- **Dataset items**
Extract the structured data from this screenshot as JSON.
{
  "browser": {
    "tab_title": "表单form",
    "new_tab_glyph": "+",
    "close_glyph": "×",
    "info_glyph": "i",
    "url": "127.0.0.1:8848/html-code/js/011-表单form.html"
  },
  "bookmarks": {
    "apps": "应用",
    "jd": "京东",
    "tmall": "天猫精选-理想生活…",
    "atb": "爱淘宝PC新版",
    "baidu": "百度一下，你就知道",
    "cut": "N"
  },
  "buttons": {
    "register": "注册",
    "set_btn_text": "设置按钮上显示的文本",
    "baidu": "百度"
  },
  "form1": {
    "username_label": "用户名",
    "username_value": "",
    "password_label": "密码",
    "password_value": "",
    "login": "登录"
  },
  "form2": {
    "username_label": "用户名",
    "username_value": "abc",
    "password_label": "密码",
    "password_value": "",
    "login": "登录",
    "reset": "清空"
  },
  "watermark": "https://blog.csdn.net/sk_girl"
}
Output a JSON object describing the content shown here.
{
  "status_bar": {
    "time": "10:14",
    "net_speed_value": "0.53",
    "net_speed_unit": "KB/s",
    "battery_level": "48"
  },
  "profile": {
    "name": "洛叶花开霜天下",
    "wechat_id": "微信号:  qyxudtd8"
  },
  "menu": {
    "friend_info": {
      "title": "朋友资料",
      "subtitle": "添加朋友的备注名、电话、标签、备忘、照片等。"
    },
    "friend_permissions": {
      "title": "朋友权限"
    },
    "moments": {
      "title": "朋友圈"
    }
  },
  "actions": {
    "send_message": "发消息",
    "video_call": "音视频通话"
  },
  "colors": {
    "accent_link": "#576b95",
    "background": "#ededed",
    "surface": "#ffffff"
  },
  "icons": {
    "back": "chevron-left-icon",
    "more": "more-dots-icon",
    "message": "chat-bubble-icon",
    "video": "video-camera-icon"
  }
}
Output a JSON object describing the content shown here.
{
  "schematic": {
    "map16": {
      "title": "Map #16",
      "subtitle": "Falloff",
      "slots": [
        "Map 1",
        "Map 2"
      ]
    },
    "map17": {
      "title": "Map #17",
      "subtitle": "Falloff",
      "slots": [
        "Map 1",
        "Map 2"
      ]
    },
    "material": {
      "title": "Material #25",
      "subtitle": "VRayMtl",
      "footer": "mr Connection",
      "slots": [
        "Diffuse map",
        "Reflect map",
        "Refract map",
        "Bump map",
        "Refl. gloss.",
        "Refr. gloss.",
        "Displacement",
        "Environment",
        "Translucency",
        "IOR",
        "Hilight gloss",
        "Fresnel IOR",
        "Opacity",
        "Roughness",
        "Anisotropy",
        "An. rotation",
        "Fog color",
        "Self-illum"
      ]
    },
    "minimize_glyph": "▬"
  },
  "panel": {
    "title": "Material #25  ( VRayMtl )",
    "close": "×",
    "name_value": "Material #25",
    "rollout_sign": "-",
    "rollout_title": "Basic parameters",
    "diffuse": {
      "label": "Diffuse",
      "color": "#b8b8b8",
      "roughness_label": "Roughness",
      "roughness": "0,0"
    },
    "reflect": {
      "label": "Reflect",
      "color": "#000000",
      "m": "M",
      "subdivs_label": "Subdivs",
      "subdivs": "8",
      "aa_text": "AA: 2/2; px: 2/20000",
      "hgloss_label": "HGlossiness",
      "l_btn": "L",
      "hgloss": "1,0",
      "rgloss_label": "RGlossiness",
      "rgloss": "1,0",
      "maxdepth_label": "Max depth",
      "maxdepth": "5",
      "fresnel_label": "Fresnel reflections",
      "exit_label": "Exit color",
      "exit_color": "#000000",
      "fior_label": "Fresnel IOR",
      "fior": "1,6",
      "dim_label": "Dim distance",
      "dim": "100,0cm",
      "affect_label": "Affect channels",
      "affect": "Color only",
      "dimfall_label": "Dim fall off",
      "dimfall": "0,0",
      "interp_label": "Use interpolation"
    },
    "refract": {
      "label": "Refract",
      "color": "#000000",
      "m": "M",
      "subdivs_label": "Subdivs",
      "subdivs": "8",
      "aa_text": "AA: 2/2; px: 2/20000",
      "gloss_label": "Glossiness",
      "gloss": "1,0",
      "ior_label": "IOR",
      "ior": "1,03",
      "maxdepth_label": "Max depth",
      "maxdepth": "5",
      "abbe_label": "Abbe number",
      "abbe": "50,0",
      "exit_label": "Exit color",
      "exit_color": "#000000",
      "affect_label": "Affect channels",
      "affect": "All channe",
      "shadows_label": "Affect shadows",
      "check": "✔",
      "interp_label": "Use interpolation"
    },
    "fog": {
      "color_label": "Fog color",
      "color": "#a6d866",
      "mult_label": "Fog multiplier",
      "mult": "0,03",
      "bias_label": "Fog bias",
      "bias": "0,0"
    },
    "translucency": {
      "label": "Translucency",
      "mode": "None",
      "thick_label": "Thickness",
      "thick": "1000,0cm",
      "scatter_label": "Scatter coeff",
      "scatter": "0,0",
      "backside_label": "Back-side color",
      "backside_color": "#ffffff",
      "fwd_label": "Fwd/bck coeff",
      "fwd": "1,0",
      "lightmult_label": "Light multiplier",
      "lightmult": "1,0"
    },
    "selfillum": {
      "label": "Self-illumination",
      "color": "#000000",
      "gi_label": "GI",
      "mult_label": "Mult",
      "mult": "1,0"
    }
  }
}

- **Direction**
Each line of the material should be echoed exactly.

- **Solution to this exercise**
Extract the structured data from this screenshot as JSON.
{
  "browser": {
    "tab_title": "表单form",
    "new_tab_glyph": "+",
    "close_glyph": "×",
    "info_glyph": "i",
    "url": "127.0.0.1:8848/html-code/js/011-表单form.html"
  },
  "bookmarks": {
    "apps": "应用",
    "jd": "京东",
    "tmall": "天猫精选-理想生活…",
    "atb": "爱淘宝PC新版",
    "baidu": "百度一下，你就知道",
    "cut": "N"
  },
  "buttons": {
    "register": "注册",
    "set_btn_text": "设置按钮上显示的文本",
    "baidu": "百度"
  },
  "form1": {
    "username_label": "用户名",
    "username_value": "",
    "password_label": "密码",
    "password_value": "",
    "login": "登录"
  },
  "form2": {
    "username_label": "用户名",
    "username_value": "abc",
    "password_label": "密码",
    "password_value": "",
    "login": "登录",
    "reset": "清空"
  },
  "watermark": "https://blog.csdn.net/sk_girl"
}
Output a JSON object describing the content shown here.
{
  "status_bar": {
    "time": "10:14",
    "net_speed_value": "0.53",
    "net_speed_unit": "KB/s",
    "battery_level": "48"
  },
  "profile": {
    "name": "洛叶花开霜天下",
    "wechat_id": "微信号:  qyxudtd8"
  },
  "menu": {
    "friend_info": {
      "title": "朋友资料",
      "subtitle": "添加朋友的备注名、电话、标签、备忘、照片等。"
    },
    "friend_permissions": {
      "title": "朋友权限"
    },
    "moments": {
      "title": "朋友圈"
    }
  },
  "actions": {
    "send_message": "发消息",
    "video_call": "音视频通话"
  },
  "colors": {
    "accent_link": "#576b95",
    "background": "#ededed",
    "surface": "#ffffff"
  },
  "icons": {
    "back": "chevron-left-icon",
    "more": "more-dots-icon",
    "message": "chat-bubble-icon",
    "video": "video-camera-icon"
  }
}
Output a JSON object describing the content shown here.
{
  "schematic": {
    "map16": {
      "title": "Map #16",
      "subtitle": "Falloff",
      "slots": [
        "Map 1",
        "Map 2"
      ]
    },
    "map17": {
      "title": "Map #17",
      "subtitle": "Falloff",
      "slots": [
        "Map 1",
        "Map 2"
      ]
    },
    "material": {
      "title": "Material #25",
      "subtitle": "VRayMtl",
      "footer": "mr Connection",
      "slots": [
        "Diffuse map",
        "Reflect map",
        "Refract map",
        "Bump map",
        "Refl. gloss.",
        "Refr. gloss.",
        "Displacement",
        "Environment",
        "Translucency",
        "IOR",
        "Hilight gloss",
        "Fresnel IOR",
        "Opacity",
        "Roughness",
        "Anisotropy",
        "An. rotation",
        "Fog color",
        "Self-illum"
      ]
    },
    "minimize_glyph": "▬"
  },
  "panel": {
    "title": "Material #25  ( VRayMtl )",
    "close": "×",
    "name_value": "Material #25",
    "rollout_sign": "-",
    "rollout_title": "Basic parameters",
    "diffuse": {
      "label": "Diffuse",
      "color": "#b8b8b8",
      "roughness_label": "Roughness",
      "roughness": "0,0"
    },
    "reflect": {
      "label": "Reflect",
      "color": "#000000",
      "m": "M",
      "subdivs_label": "Subdivs",
      "subdivs": "8",
      "aa_text": "AA: 2/2; px: 2/20000",
      "hgloss_label": "HGlossiness",
      "l_btn": "L",
      "hgloss": "1,0",
      "rgloss_label": "RGlossiness",
      "rgloss": "1,0",
      "maxdepth_label": "Max depth",
      "maxdepth": "5",
      "fresnel_label": "Fresnel reflections",
      "exit_label": "Exit color",
      "exit_color": "#000000",
      "fior_label": "Fresnel IOR",
      "fior": "1,6",
      "dim_label": "Dim distance",
      "dim": "100,0cm",
      "affect_label": "Affect channels",
      "affect": "Color only",
      "dimfall_label": "Dim fall off",
      "dimfall": "0,0",
      "interp_label": "Use interpolation"
    },
    "refract": {
      "label": "Refract",
      "color": "#000000",
      "m": "M",
      "subdivs_label": "Subdivs",
      "subdivs": "8",
      "aa_text": "AA: 2/2; px: 2/20000",
      "gloss_label": "Glossiness",
      "gloss": "1,0",
      "ior_label": "IOR",
      "ior": "1,03",
      "maxdepth_label": "Max depth",
      "maxdepth": "5",
      "abbe_label": "Abbe number",
      "abbe": "50,0",
      "exit_label": "Exit color",
      "exit_color": "#000000",
      "affect_label": "Affect channels",
      "affect": "All channe",
      "shadows_label": "Affect shadows",
      "check": "✔",
      "interp_label": "Use interpolation"
    },
    "fog": {
      "color_label": "Fog color",
      "color": "#a6d866",
      "mult_label": "Fog multiplier",
      "mult": "0,03",
      "bias_label": "Fog bias",
      "bias": "0,0"
    },
    "translucency": {
      "label": "Translucency",
      "mode": "None",
      "thick_label": "Thickness",
      "thick": "1000,0cm",
      "scatter_label": "Scatter coeff",
      "scatter": "0,0",
      "backside_label": "Back-side color",
      "backside_color": "#ffffff",
      "fwd_label": "Fwd/bck coeff",
      "fwd": "1,0",
      "lightmult_label": "Light multiplier",
      "lightmult": "1,0"
    },
    "selfillum": {
      "label": "Self-illumination",
      "color": "#000000",
      "gi_label": "GI",
      "mult_label": "Mult",
      "mult": "1,0"
    }
  }
}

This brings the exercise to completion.